Extracted data entries:
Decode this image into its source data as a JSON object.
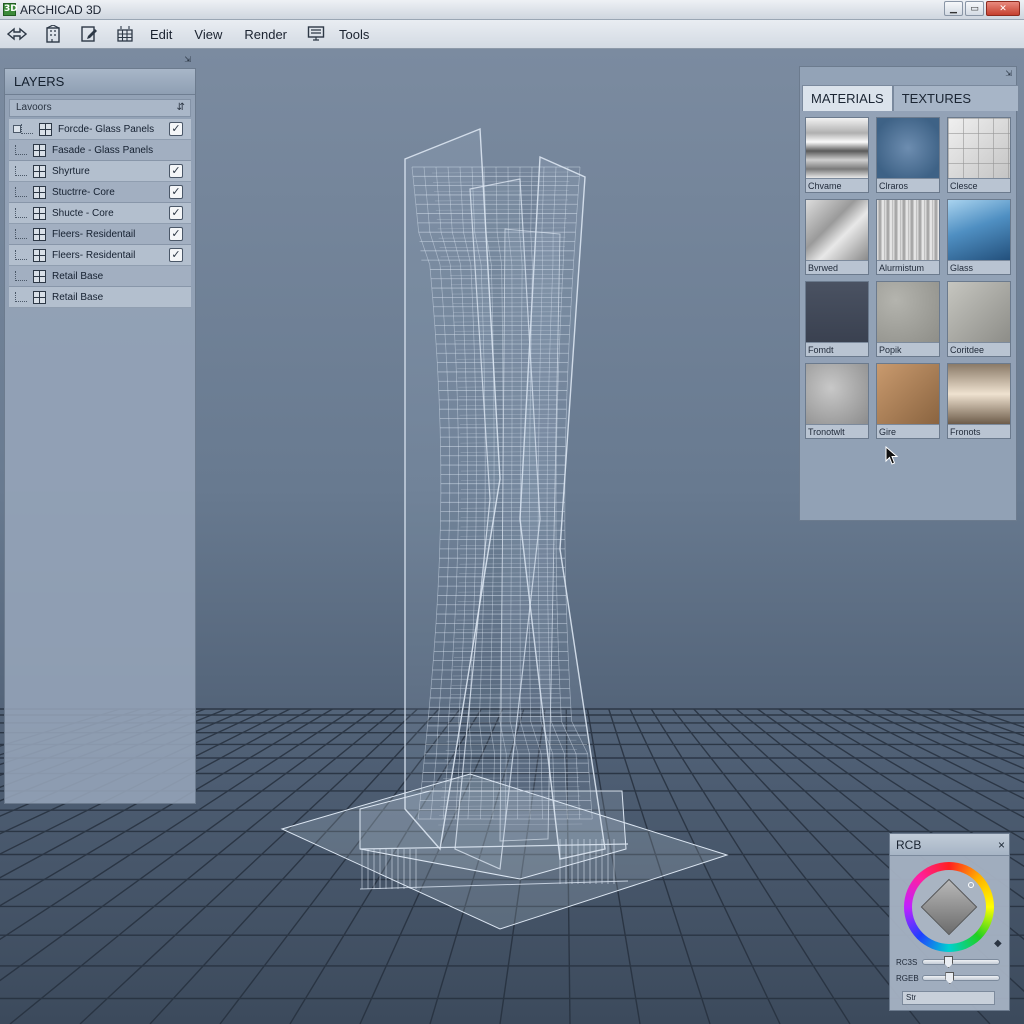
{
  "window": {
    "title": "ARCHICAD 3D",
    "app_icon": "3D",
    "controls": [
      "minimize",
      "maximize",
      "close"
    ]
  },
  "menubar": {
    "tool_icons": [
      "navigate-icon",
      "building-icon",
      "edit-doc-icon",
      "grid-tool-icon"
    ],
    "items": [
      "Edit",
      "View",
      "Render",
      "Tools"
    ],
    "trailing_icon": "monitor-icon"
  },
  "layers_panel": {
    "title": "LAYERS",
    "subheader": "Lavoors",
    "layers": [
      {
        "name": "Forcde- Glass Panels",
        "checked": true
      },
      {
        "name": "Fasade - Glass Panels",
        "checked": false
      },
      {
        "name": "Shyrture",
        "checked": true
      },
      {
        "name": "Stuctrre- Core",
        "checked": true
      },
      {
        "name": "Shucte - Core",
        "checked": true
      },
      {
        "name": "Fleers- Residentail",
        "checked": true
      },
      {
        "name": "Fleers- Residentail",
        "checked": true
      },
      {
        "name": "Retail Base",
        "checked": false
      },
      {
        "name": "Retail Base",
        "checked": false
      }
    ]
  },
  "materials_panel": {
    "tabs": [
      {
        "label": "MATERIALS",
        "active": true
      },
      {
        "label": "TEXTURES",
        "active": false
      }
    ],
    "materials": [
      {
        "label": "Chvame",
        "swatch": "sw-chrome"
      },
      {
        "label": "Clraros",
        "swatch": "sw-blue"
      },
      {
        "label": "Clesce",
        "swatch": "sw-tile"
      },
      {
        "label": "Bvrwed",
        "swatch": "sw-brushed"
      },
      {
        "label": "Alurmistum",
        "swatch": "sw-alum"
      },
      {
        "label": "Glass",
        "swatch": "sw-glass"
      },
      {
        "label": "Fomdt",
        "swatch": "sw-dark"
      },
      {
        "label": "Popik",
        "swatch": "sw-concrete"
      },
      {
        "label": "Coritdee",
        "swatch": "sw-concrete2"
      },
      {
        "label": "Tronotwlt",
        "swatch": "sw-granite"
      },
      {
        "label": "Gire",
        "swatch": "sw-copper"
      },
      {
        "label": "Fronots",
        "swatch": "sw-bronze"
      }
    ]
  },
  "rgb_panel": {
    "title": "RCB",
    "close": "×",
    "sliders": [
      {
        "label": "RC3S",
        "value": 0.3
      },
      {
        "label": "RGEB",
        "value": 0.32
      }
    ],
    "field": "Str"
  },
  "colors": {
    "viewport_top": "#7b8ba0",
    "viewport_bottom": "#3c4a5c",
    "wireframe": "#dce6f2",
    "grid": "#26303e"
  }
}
==
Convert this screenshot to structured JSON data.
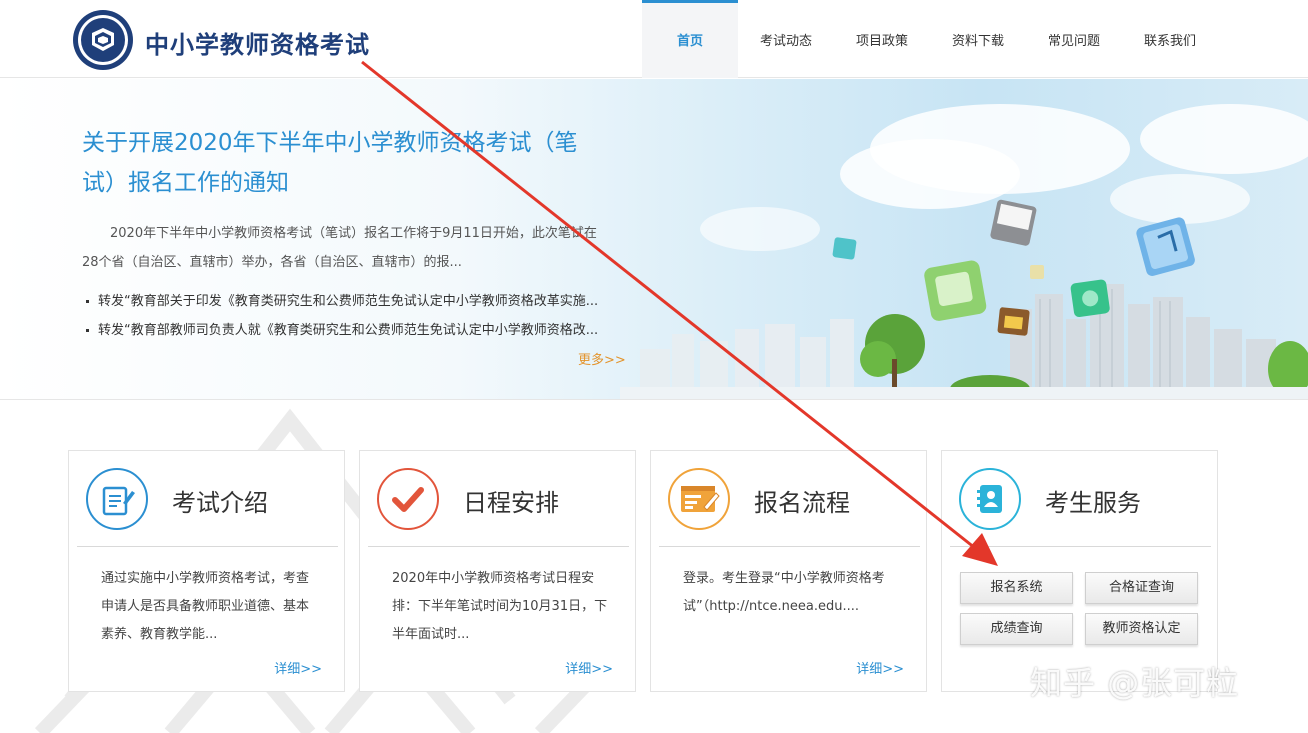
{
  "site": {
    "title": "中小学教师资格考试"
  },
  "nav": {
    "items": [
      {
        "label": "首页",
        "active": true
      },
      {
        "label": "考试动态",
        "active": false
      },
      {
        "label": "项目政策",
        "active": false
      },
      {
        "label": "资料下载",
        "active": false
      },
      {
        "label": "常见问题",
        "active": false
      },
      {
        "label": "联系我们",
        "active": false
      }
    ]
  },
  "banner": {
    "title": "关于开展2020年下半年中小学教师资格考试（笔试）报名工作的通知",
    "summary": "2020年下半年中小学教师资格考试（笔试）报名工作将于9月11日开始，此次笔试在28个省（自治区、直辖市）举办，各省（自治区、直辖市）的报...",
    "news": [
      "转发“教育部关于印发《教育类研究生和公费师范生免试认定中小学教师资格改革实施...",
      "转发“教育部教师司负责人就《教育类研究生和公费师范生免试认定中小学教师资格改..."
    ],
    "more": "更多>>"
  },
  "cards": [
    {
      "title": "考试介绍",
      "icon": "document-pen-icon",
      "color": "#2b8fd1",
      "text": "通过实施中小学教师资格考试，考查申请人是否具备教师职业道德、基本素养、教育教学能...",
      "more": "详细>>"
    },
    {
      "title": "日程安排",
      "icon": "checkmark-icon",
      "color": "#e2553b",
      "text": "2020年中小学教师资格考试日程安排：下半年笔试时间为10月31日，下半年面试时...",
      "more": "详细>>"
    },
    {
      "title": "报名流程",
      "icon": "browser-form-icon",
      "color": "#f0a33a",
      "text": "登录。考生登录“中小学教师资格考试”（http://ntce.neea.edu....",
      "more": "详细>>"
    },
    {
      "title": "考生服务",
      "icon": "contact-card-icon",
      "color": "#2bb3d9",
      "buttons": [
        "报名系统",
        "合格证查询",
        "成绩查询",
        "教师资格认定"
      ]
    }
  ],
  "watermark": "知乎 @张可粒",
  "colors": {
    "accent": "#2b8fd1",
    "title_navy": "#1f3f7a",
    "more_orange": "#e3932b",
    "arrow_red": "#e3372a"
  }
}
---
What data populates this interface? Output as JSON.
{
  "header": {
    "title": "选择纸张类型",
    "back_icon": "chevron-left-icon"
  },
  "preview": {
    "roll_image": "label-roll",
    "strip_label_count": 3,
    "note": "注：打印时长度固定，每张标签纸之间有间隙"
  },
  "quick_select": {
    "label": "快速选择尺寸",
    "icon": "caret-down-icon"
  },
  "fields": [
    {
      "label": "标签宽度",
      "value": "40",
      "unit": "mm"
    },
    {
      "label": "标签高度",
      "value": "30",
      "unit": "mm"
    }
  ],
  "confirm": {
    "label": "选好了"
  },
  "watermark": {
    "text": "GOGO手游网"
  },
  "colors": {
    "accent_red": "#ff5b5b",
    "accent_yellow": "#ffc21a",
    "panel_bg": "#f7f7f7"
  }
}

**WHAT IS ASKED**
Find every line that has "Panels" in it, then return those lines.

**RESULT OF THIS TASK**
        "name": "Forcde- Glass Panels",
        "name": "Fasade - Glass Panels",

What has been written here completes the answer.